本文
>>>

メルマガ再録 (2009年1月12日) 第81号


リンクとは、何かを見て、それをヒントとして取り込んで、自分または仕事に生かせるように噛み砕いて落とし込むことです。簡単に言うと「パクる」ことです。初回の内容は、「 1.ワークシェアリング、2.那覇マラソン、3.ミステリーショッパー、4.ツノちゃんハートマーク、5.中小企業定年退職者の再雇用」です。

         < リンクの達人 その1 >

1.はじめに

 「リンクの達人」とは、臥龍(角田識之)先生が本気塾で使っておられ
る造語ですが、これはいけると思い、使わせて頂くことにしました。
 私は先生から直接この指導を受けたわけではないので要領は違うかも知
れませんが、以下、私なりの解釈で説明します。
 「リンク」とは、私の言う「アナロジカルシンキング」、俗に言う「ベ
ンチマーキング」のことです。
 何かを見て、それをヒントとして取り込んで、自分またはサロンに生か
せるように噛み砕いて落とし込むことです。
 簡単に言うと「パクる」です。
 しかし、表面的にパクるのではなく、きっちり応用できる形にして落と
し込むことが大切であることは言うまでもありません。そうでないと上滑
りになって逆効果になるので注意が必要です。
 リンクとは、アナロジカルシンキングの、本質・機能を重視して利用す
るというよりももっと気軽に「あっ!これ使えるかも?」という様な感じ
でヒントにして、つなげていくという発想法です。
 こちらがリンクする視点・能力を持っていれば、見るもの聞くもの全て
ヒントです。
 ということで、リンクの達人を目指して実例を挙げてみます。

<<<

課題
1: 本文で初回の内容として挙げられている項目を、すべて書き出してください。
2: 本文のうち、「何かを見て、それをヒントとして取り込んで、自分またはサロンに生か」から「りになって逆効果になるので注意が必要です。」までを、一字も変えずに書き写してください。
3: 本文によると、「リンクの達人」という造語を本気塾で使っているのは誰ですか。

データ一覧
>>>

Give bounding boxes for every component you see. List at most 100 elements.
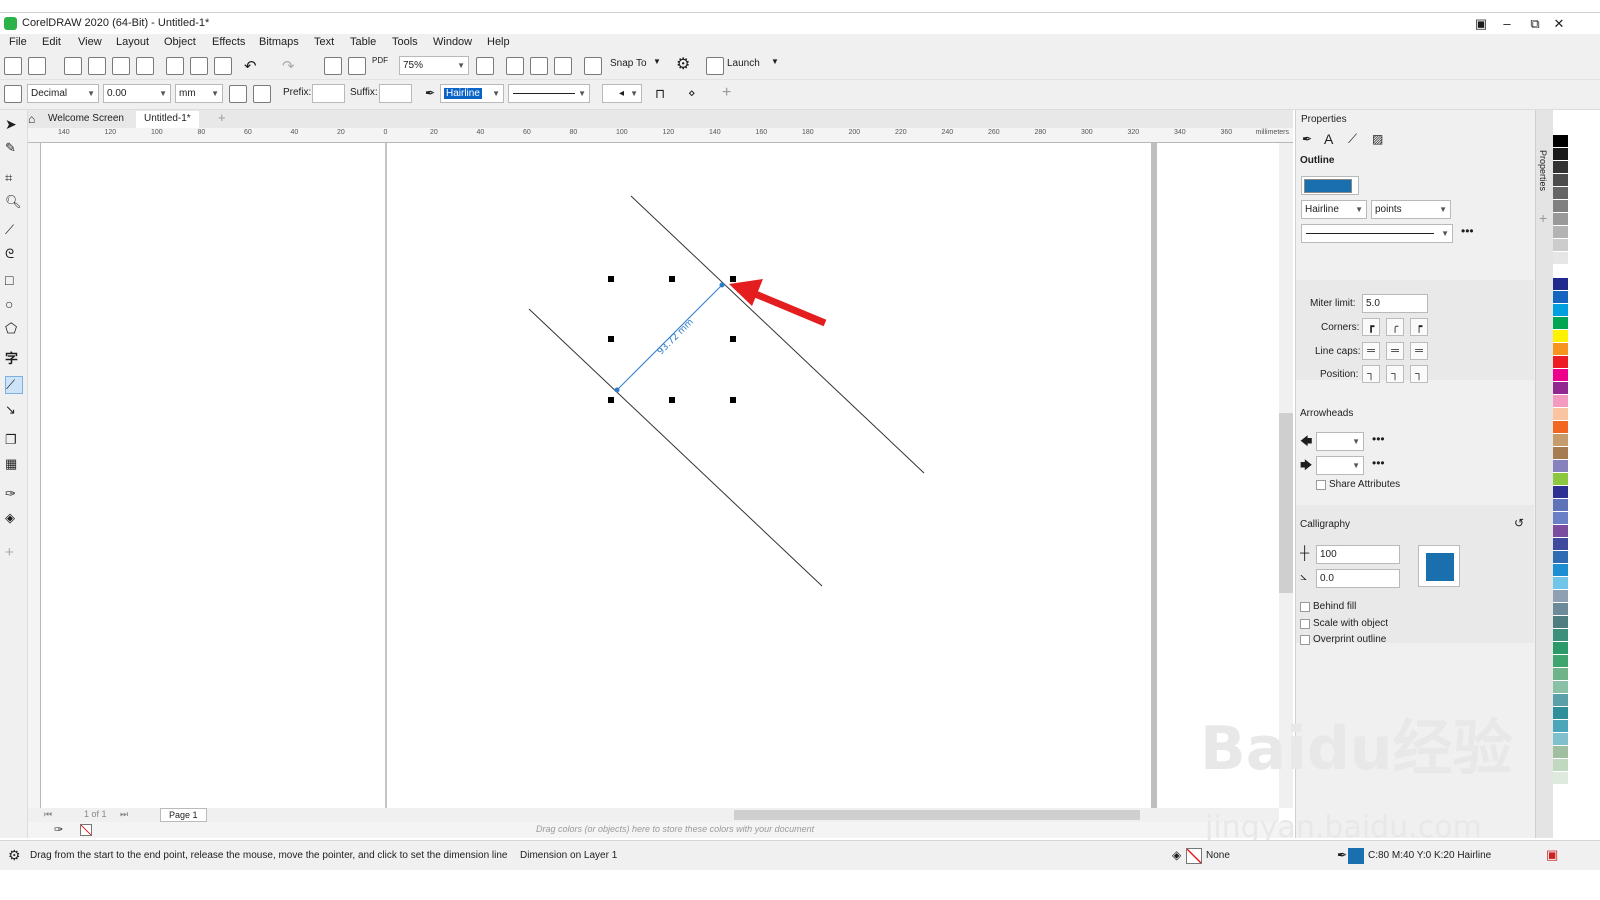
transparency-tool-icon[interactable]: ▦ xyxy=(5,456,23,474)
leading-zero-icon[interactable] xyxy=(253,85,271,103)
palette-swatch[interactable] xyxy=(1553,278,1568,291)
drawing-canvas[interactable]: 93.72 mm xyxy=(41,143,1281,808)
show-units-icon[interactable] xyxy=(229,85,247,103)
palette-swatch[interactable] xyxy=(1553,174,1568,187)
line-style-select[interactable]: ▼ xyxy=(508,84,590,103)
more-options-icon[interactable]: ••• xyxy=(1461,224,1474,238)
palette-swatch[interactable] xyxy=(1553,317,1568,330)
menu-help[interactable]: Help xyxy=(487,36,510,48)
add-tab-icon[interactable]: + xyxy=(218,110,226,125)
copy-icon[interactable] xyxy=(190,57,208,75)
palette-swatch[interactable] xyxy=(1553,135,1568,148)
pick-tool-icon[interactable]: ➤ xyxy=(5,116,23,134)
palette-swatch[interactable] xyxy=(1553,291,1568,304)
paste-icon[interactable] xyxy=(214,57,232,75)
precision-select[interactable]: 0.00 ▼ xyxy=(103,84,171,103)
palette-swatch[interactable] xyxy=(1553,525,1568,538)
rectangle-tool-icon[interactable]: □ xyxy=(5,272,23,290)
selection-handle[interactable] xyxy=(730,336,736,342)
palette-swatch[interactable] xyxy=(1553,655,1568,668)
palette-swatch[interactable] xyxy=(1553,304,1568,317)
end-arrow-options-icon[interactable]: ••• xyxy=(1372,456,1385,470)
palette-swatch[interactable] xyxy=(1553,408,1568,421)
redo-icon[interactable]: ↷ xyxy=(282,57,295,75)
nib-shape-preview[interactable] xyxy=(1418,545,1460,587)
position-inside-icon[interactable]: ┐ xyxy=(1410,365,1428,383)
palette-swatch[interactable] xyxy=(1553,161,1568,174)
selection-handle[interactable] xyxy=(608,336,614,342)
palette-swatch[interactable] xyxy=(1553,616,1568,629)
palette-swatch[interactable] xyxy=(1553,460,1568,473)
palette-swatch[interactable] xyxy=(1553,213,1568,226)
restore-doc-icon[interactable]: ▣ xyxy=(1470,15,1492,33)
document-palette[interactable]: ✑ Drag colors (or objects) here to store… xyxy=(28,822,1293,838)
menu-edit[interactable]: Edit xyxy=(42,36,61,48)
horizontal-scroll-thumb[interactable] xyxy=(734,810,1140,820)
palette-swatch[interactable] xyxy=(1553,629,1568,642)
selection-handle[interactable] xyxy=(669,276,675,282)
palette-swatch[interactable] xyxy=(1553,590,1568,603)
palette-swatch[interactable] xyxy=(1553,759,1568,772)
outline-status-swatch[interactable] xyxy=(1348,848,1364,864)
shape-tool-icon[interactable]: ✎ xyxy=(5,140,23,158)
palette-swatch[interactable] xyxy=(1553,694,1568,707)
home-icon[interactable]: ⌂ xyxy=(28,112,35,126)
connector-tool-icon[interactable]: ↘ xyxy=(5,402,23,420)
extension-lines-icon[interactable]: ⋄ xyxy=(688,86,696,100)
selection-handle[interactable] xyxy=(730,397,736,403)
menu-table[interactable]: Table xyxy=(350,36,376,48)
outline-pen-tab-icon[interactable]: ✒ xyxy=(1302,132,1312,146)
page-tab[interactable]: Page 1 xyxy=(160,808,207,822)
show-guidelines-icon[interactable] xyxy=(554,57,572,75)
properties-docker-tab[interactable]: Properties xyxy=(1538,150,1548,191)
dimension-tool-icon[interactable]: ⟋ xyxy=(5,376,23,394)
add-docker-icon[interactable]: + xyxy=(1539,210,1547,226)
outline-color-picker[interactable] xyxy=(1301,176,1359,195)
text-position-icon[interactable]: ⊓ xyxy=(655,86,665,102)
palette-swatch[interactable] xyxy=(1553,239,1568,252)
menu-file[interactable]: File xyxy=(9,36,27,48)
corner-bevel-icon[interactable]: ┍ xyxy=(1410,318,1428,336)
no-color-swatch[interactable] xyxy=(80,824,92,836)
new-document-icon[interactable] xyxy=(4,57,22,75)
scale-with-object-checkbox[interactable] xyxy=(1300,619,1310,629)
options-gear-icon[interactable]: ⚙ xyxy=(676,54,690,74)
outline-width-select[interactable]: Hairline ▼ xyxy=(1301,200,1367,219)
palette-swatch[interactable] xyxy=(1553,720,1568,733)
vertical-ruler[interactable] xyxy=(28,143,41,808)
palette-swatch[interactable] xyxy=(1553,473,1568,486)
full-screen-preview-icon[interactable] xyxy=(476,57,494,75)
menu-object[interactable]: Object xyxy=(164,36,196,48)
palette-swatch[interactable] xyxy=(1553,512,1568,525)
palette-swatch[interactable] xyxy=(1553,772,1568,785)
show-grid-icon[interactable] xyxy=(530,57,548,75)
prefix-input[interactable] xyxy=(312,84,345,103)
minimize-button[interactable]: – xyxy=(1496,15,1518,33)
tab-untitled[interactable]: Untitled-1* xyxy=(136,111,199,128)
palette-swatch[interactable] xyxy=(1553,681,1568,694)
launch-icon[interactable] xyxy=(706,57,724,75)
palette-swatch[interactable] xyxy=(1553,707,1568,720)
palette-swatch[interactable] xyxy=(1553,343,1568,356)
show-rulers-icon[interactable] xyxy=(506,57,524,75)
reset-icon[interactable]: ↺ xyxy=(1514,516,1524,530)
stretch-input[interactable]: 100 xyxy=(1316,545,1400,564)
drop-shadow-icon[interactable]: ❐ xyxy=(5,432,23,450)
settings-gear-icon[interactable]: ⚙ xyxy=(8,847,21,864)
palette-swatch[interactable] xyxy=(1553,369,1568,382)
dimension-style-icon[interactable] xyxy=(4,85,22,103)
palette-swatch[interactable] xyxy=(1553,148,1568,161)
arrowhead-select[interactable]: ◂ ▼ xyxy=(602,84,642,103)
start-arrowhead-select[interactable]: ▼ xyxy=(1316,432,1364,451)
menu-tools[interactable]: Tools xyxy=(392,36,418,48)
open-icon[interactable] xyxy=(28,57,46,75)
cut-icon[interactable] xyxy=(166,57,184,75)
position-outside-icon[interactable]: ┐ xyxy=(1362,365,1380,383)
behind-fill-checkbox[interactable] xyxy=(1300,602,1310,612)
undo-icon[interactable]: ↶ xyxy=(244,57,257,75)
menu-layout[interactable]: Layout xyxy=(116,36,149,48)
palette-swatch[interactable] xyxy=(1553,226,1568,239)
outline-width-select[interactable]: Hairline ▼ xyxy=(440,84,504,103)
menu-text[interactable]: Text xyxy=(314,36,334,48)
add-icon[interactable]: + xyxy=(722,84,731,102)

<<<
>>>

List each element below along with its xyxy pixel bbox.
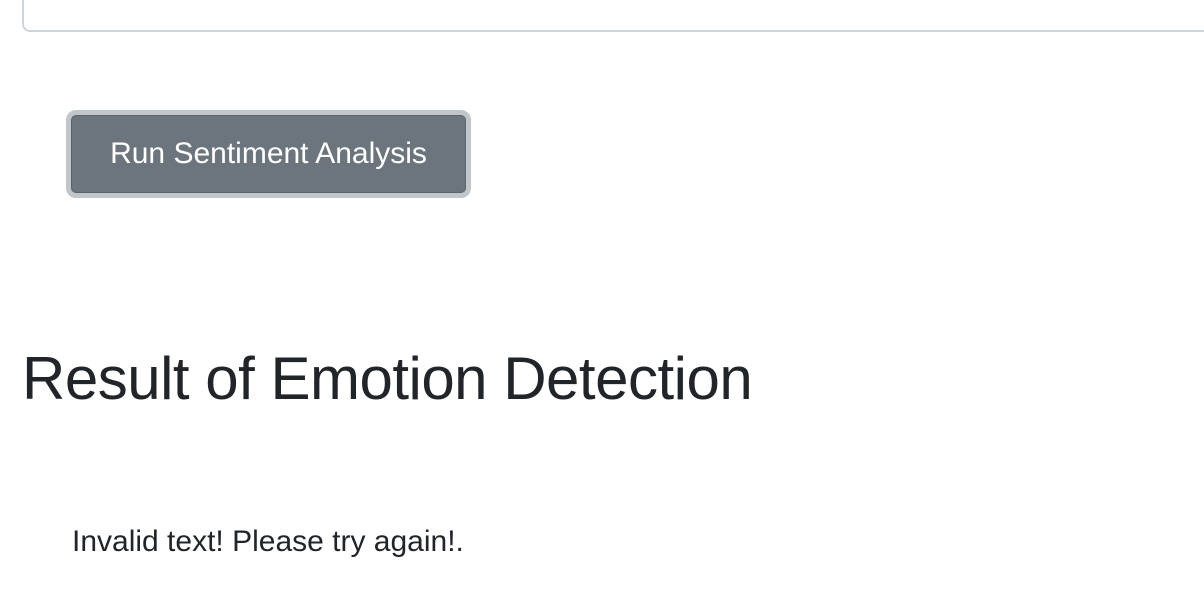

<<<

解答例
1: ワークシェアリング、那覇マラソン、ミステリーショッパー、ツノちゃんハートマーク、中小企業定年退職者の再雇用

2:
何かを見て、それをヒントとして取り込んで、自分またはサロンに生か
せるように噛み砕いて落とし込むことです。
 簡単に言うと「パクる」です。
 しかし、表面的にパクるのではなく、きっちり応用できる形にして落と
し込むことが大切であることは言うまでもありません。そうでないと上滑
りになって逆効果になるので注意が必要です。

3: 臥龍(角田識之)先生です。